Each line below should be reproduced without any alteration.

*Data for the task*:
======

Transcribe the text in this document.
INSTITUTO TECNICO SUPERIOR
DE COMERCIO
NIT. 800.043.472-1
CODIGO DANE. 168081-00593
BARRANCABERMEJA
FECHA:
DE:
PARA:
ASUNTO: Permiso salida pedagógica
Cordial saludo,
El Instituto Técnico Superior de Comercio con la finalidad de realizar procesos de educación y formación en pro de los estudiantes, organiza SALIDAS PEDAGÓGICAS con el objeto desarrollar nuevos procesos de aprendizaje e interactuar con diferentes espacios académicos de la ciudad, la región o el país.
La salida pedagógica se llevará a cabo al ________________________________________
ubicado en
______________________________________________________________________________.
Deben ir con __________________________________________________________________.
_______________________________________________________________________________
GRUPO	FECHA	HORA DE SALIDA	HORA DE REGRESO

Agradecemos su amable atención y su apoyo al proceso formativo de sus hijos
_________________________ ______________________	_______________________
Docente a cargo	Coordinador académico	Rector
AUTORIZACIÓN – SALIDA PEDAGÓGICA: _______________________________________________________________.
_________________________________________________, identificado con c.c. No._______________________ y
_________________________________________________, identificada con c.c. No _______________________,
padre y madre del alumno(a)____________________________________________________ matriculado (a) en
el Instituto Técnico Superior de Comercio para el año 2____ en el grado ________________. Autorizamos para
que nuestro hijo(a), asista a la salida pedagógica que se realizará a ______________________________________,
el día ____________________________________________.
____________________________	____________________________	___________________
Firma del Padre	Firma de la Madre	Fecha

======

*Result for this exercise*:
Transcribe the text in this document.
INSTITUTO TECNICO SUPERIOR
DE COMERCIO
NIT. 800.043.472-1
CODIGO DANE. 168081-00593
BARRANCABERMEJA
FECHA:
DE:
PARA:
ASUNTO: Permiso salida pedagógica
Cordial saludo,
El Instituto Técnico Superior de Comercio con la finalidad de realizar procesos de educación y formación en pro de los estudiantes, organiza SALIDAS PEDAGÓGICAS con el objeto desarrollar nuevos procesos de aprendizaje e interactuar con diferentes espacios académicos de la ciudad, la región o el país.
La salida pedagógica se llevará a cabo al ________________________________________
ubicado en
______________________________________________________________________________.
Deben ir con __________________________________________________________________.
_______________________________________________________________________________
GRUPO	FECHA	HORA DE SALIDA	HORA DE REGRESO

Agradecemos su amable atención y su apoyo al proceso formativo de sus hijos
_________________________ ______________________	_______________________
Docente a cargo	Coordinador académico	Rector
AUTORIZACIÓN – SALIDA PEDAGÓGICA: _______________________________________________________________.
_________________________________________________, identificado con c.c. No._______________________ y
_________________________________________________, identificada con c.c. No _______________________,
padre y madre del alumno(a)____________________________________________________ matriculado (a) en
el Instituto Técnico Superior de Comercio para el año 2____ en el grado ________________. Autorizamos para
que nuestro hijo(a), asista a la salida pedagógica que se realizará a ______________________________________,
el día ____________________________________________.
____________________________	____________________________	___________________
Firma del Padre	Firma de la Madre	Fecha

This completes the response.